===== Extracted records
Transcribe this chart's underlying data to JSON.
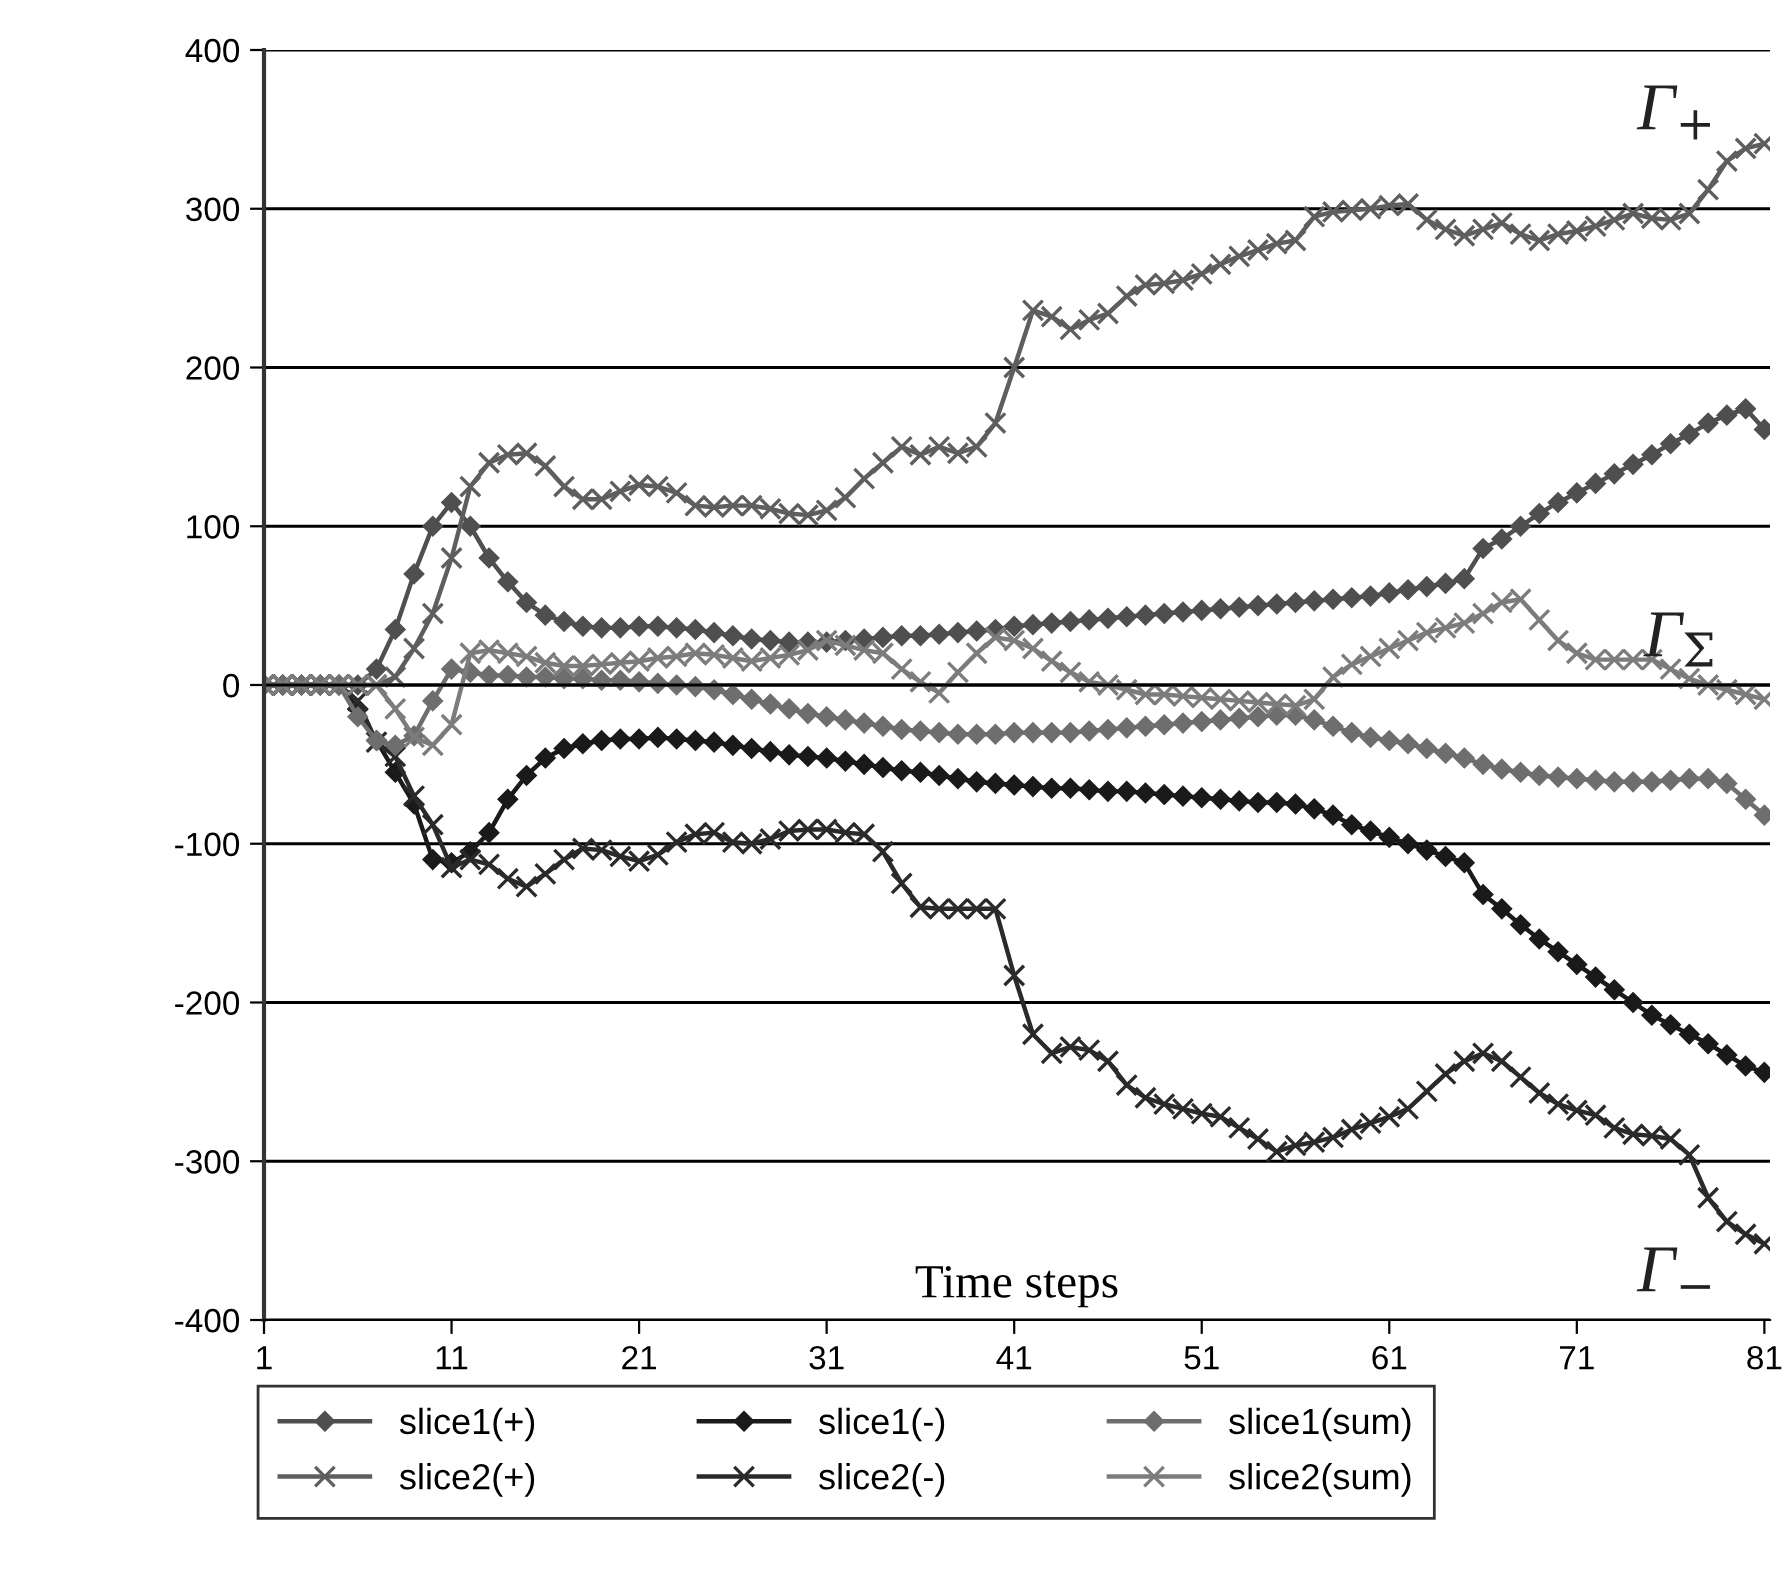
{
  "chart_data": {
    "type": "line",
    "xlabel": "Time steps",
    "categories": [
      "1",
      null,
      null,
      null,
      null,
      null,
      null,
      null,
      null,
      null,
      "11",
      null,
      null,
      null,
      null,
      null,
      null,
      null,
      null,
      null,
      "21",
      null,
      null,
      null,
      null,
      null,
      null,
      null,
      null,
      null,
      "31",
      null,
      null,
      null,
      null,
      null,
      null,
      null,
      null,
      null,
      "41",
      null,
      null,
      null,
      null,
      null,
      null,
      null,
      null,
      null,
      "51",
      null,
      null,
      null,
      null,
      null,
      null,
      null,
      null,
      null,
      "61",
      null,
      null,
      null,
      null,
      null,
      null,
      null,
      null,
      null,
      "71",
      null,
      null,
      null,
      null,
      null,
      null,
      null,
      null,
      null,
      "81"
    ],
    "series": [
      {
        "name": "slice1(+)",
        "color": "#4f4f4f",
        "marker": "diamond",
        "values": [
          0,
          0,
          0,
          0,
          0,
          0,
          10,
          35,
          70,
          100,
          115,
          100,
          80,
          65,
          52,
          44,
          40,
          37,
          36,
          36,
          37,
          37,
          36,
          35,
          33,
          31,
          29,
          28,
          27,
          27,
          27,
          28,
          29,
          30,
          31,
          31,
          32,
          33,
          34,
          35,
          37,
          38,
          39,
          40,
          41,
          42,
          43,
          44,
          45,
          46,
          47,
          48,
          49,
          50,
          51,
          52,
          53,
          54,
          55,
          56,
          58,
          60,
          62,
          64,
          67,
          86,
          92,
          100,
          108,
          115,
          121,
          127,
          133,
          139,
          145,
          152,
          158,
          165,
          170,
          174,
          161
        ]
      },
      {
        "name": "slice2(+)",
        "color": "#5e5e5e",
        "marker": "cross",
        "values": [
          0,
          0,
          0,
          0,
          0,
          0,
          0,
          5,
          23,
          45,
          80,
          125,
          140,
          145,
          146,
          138,
          125,
          117,
          117,
          122,
          126,
          125,
          121,
          113,
          112,
          113,
          113,
          111,
          108,
          107,
          110,
          118,
          130,
          140,
          150,
          145,
          150,
          146,
          150,
          165,
          200,
          236,
          232,
          224,
          230,
          234,
          245,
          252,
          253,
          255,
          259,
          265,
          270,
          274,
          278,
          280,
          295,
          298,
          299,
          300,
          302,
          303,
          293,
          287,
          283,
          287,
          291,
          284,
          280,
          284,
          286,
          289,
          293,
          297,
          294,
          293,
          297,
          312,
          330,
          338,
          341
        ]
      },
      {
        "name": "slice1(-)",
        "color": "#1a1a1a",
        "marker": "diamond",
        "values": [
          0,
          0,
          0,
          0,
          0,
          -15,
          -35,
          -55,
          -75,
          -110,
          -112,
          -105,
          -93,
          -72,
          -57,
          -46,
          -40,
          -37,
          -35,
          -34,
          -34,
          -33,
          -34,
          -35,
          -36,
          -38,
          -40,
          -42,
          -44,
          -45,
          -46,
          -48,
          -50,
          -52,
          -54,
          -55,
          -57,
          -59,
          -61,
          -62,
          -63,
          -64,
          -65,
          -65,
          -66,
          -67,
          -67,
          -68,
          -69,
          -70,
          -71,
          -72,
          -73,
          -74,
          -74,
          -75,
          -78,
          -82,
          -88,
          -92,
          -96,
          -100,
          -104,
          -108,
          -112,
          -132,
          -141,
          -151,
          -160,
          -168,
          -176,
          -184,
          -192,
          -200,
          -208,
          -214,
          -220,
          -226,
          -233,
          -240,
          -244
        ]
      },
      {
        "name": "slice2(-)",
        "color": "#2a2a2a",
        "marker": "cross",
        "values": [
          0,
          0,
          0,
          0,
          0,
          -10,
          -36,
          -45,
          -70,
          -88,
          -115,
          -110,
          -113,
          -122,
          -127,
          -119,
          -110,
          -103,
          -104,
          -108,
          -111,
          -107,
          -99,
          -94,
          -93,
          -99,
          -100,
          -97,
          -92,
          -91,
          -91,
          -93,
          -94,
          -105,
          -125,
          -140,
          -141,
          -141,
          -141,
          -141,
          -183,
          -220,
          -232,
          -228,
          -230,
          -237,
          -252,
          -260,
          -264,
          -267,
          -270,
          -272,
          -279,
          -286,
          -294,
          -290,
          -288,
          -285,
          -280,
          -276,
          -272,
          -267,
          -256,
          -245,
          -237,
          -232,
          -237,
          -247,
          -257,
          -264,
          -268,
          -271,
          -279,
          -283,
          -284,
          -286,
          -296,
          -323,
          -338,
          -346,
          -352
        ]
      },
      {
        "name": "slice1(sum)",
        "color": "#6e6e6e",
        "marker": "diamond",
        "values": [
          0,
          0,
          0,
          0,
          0,
          -20,
          -35,
          -38,
          -32,
          -10,
          10,
          8,
          6,
          6,
          5,
          5,
          4,
          4,
          3,
          3,
          2,
          1,
          0,
          -1,
          -3,
          -6,
          -9,
          -12,
          -15,
          -18,
          -20,
          -22,
          -24,
          -26,
          -28,
          -29,
          -30,
          -31,
          -31,
          -31,
          -30,
          -30,
          -30,
          -30,
          -29,
          -28,
          -27,
          -26,
          -25,
          -24,
          -23,
          -22,
          -21,
          -20,
          -19,
          -19,
          -22,
          -26,
          -30,
          -33,
          -35,
          -37,
          -40,
          -43,
          -46,
          -50,
          -53,
          -55,
          -57,
          -58,
          -59,
          -60,
          -61,
          -61,
          -61,
          -60,
          -59,
          -59,
          -62,
          -72,
          -82
        ]
      },
      {
        "name": "slice2(sum)",
        "color": "#7c7c7c",
        "marker": "cross",
        "values": [
          0,
          0,
          0,
          0,
          0,
          0,
          0,
          -15,
          -33,
          -38,
          -25,
          20,
          22,
          20,
          18,
          14,
          12,
          12,
          13,
          14,
          15,
          17,
          18,
          20,
          19,
          17,
          15,
          17,
          19,
          22,
          28,
          25,
          22,
          20,
          10,
          2,
          -5,
          8,
          20,
          30,
          28,
          23,
          15,
          8,
          2,
          0,
          -3,
          -6,
          -6,
          -7,
          -8,
          -9,
          -10,
          -11,
          -12,
          -13,
          -9,
          5,
          13,
          18,
          23,
          28,
          33,
          36,
          39,
          45,
          52,
          54,
          41,
          28,
          20,
          16,
          16,
          16,
          16,
          10,
          4,
          0,
          -3,
          -6,
          -9
        ]
      }
    ],
    "ylim": [
      -400,
      400
    ],
    "yticks": [
      -400,
      -300,
      -200,
      -100,
      0,
      100,
      200,
      300,
      400
    ],
    "grid": "y",
    "legend": "bottom",
    "line_style": "solid",
    "annotations": [
      "Γ$_{+}$",
      "Γ$_{Σ}$",
      "Γ$_{−}$"
    ]
  }
}
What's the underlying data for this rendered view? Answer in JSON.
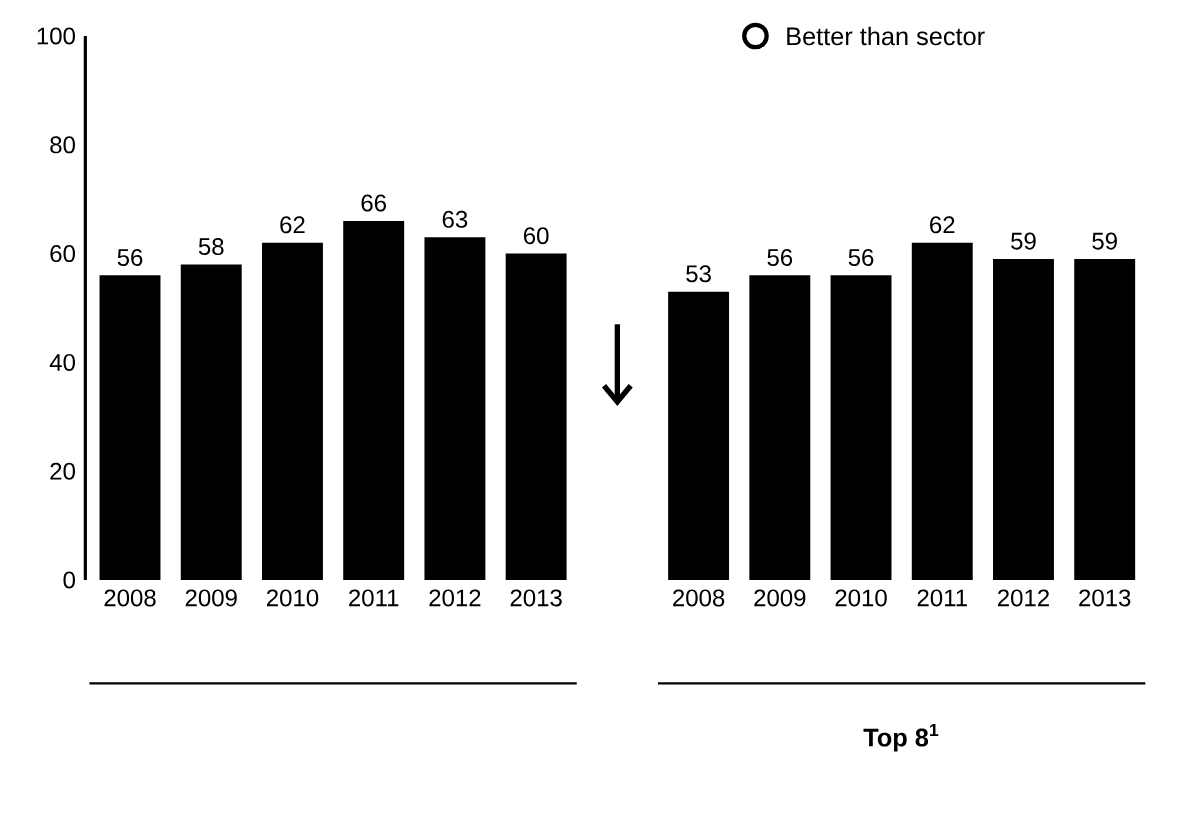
==========
Task directions – All lines above with "this" in them should be returned.

Solution –
Transcribe this chart's underlying data to JSON.
What's the underlying data for this rendered view? Answer in JSON.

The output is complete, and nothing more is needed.